** Written tasks **
1. Which lines of the records contain the string "online"? Collect each one and copy it out in full.
2. Continue the Arkansas appeals court opinion from the point where it stops.

Larry Matney v. State of Arkansas , 2022 Ark. App. 404 ( 2022 )


Menu:
  •                                  Cite as 
    2022 Ark. App. 404
    ARKANSAS COURT OF APPEALS
    DIVISION IV
    No. CR-22-68
    Opinion Delivered October   19, 2022
    LARRY MATNEY                             APPEAL FROM THE POINSETT
    APPELLANT COUNTY CIRCUIT COURT
    [NO. 56CR-18-320]
    V.
    HONORABLE CINDY THYER, JUDGE
    STATE OF ARKANSAS                               AFFIRMED
    APPELLEE
    BART F. VIRDEN, Judge
    The Poinsett County Circuit Court revoked the probation of appellant Larry Matney
    after finding that he had violated the terms and conditions of his probation. He was
    sentenced to six years’ imprisonment. Matney argues on appeal that the trial court erred in
    revoking his probation because the State failed to prove that he committed fourth-degree
    sexual assault. We affirm.
    I. Background
    In November 2019, Matney pleaded guilty to first-degree criminal mischief and was
    placed on probation for a period of five years. One of the conditions of his probation was
    that he must “obey all federal and state laws.” On February 5, 2021, the State filed a petition
    to revoke and later amended the petition to allege, among other violations, that Matney had
    committed two counts of fourth-degree sexual assault on February 3, 2021.
    At a revocation hearing, the two victims testified to the following summary of events.

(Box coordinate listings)
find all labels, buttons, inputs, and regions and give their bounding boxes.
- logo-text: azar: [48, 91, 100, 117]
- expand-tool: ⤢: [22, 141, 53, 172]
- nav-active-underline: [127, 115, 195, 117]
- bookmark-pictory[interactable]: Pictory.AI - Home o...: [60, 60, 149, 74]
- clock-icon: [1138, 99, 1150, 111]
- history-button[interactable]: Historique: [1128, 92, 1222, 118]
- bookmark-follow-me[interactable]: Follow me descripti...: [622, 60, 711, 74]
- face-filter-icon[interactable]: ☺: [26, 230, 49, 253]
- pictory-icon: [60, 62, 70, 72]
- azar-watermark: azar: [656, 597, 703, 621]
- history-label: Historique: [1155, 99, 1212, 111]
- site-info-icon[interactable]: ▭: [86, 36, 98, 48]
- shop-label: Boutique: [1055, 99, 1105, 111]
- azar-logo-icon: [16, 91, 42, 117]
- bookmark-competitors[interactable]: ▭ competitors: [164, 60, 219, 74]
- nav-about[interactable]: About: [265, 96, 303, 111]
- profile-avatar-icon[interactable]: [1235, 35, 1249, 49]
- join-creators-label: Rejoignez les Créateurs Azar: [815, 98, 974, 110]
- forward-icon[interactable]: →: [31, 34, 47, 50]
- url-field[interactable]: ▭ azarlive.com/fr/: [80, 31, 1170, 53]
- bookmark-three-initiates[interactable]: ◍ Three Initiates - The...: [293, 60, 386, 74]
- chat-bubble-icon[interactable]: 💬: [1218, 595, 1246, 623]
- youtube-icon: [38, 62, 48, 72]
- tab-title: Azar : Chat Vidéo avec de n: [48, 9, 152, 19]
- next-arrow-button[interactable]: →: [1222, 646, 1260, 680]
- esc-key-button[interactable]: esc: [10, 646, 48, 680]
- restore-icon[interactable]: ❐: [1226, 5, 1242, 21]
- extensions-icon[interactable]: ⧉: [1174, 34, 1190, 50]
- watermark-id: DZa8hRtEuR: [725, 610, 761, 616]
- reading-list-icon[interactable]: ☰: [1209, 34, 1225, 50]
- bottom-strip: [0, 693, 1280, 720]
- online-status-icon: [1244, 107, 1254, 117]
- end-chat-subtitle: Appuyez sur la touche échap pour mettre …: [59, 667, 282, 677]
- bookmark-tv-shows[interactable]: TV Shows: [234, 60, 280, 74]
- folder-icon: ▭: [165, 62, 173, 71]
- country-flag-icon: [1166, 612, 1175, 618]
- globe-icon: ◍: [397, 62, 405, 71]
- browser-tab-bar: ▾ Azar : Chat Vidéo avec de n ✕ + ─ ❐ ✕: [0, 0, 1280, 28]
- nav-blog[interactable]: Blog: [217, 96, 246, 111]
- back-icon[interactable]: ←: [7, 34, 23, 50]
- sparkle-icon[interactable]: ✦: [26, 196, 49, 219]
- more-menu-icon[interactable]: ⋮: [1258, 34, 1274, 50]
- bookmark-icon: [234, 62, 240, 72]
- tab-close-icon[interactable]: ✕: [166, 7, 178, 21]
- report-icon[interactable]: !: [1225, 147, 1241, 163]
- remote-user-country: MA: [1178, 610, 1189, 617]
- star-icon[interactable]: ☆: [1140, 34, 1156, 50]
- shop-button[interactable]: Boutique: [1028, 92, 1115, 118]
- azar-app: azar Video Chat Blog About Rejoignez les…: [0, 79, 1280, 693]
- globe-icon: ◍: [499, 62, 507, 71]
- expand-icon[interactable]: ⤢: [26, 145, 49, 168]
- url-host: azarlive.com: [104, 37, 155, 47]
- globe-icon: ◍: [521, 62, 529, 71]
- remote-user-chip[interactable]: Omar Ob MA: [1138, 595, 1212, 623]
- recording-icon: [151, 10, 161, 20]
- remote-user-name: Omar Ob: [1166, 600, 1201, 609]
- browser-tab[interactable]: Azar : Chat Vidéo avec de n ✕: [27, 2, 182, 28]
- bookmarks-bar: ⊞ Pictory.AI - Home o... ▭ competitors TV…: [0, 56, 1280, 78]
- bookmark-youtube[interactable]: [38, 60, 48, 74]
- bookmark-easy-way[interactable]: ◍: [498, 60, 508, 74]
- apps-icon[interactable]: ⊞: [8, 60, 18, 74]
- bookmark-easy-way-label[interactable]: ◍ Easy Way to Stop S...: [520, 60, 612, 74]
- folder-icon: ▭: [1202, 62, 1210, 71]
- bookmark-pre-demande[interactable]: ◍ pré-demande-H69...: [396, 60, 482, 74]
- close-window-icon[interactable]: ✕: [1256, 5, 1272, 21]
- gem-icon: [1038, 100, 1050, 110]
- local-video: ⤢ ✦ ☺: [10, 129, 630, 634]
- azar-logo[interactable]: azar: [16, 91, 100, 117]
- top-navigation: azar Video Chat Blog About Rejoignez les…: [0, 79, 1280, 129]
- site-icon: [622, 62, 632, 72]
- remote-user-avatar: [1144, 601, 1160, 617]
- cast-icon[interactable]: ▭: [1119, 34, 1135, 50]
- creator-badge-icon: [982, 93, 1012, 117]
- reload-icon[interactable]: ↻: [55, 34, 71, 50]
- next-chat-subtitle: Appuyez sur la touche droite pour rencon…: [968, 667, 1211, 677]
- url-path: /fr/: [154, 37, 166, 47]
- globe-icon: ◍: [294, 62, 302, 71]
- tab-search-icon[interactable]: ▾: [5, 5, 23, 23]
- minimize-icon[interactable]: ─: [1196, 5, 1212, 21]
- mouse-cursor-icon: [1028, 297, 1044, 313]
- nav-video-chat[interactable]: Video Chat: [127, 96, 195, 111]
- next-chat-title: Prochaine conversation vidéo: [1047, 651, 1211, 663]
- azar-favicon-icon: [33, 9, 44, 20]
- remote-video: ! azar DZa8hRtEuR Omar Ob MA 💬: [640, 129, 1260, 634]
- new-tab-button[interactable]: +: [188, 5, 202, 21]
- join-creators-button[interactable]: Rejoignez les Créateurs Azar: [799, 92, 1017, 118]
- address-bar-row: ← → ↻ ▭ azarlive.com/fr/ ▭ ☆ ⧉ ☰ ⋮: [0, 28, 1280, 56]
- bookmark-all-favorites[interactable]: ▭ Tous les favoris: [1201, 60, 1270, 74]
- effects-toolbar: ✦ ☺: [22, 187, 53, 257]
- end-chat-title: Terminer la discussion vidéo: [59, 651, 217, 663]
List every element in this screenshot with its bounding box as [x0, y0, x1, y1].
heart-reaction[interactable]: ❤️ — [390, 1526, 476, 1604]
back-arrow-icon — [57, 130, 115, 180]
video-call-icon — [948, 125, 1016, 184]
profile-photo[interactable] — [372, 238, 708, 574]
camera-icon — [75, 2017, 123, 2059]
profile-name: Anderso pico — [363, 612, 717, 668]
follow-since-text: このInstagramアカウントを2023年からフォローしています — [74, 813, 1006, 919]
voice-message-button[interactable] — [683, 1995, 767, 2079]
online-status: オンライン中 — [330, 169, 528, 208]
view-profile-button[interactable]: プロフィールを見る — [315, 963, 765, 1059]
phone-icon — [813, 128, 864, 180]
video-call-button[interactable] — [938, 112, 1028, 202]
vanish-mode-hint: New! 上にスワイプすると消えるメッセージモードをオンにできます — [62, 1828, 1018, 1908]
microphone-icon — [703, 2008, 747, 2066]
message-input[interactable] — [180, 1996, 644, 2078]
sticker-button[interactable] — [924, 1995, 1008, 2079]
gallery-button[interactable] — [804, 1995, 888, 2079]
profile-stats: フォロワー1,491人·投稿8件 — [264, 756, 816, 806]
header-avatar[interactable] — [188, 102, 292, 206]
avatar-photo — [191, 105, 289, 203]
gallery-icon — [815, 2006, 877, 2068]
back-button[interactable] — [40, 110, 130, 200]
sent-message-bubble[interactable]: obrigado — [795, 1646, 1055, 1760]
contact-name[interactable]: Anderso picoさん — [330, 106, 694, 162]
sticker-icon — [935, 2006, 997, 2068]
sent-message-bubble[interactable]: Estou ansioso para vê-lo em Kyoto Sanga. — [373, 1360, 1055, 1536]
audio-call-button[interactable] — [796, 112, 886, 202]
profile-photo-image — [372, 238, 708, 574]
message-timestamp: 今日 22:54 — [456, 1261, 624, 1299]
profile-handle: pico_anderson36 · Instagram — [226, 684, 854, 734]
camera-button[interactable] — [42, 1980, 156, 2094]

** Answer set **
1.
- online-status-icon: [1244, 107, 1254, 117]
online-status: オンライン中 — [330, 169, 528, 208]

2.
    The girls, who were both fourteen years old, had a sleepover at the home of Minor Child 1’s
    father on February 3. In the early morning hours, Minor Child 1’s cousin, Matney, came
    into the bedroom where the girls were sleeping to ask whether either of them had a cell
    phone. Both girls told Matney that they did not. Instead of leaving, Matney lay on the bed
    with them. Minor Child 1 testified that Matney rubbed her “bottom” and tried to touch her
    vagina and that she got up and went into the bathroom. Minor Child 2 testified that Matney
    then rubbed her “bottom” and touched her breast and that she got up and joined Minor
    Child 1 in the bathroom. Once the girls returned to the bedroom, Matney asked them
    whether they were virgins and whether they wanted to have sex with him. Both declined,
    and Matney eventually left.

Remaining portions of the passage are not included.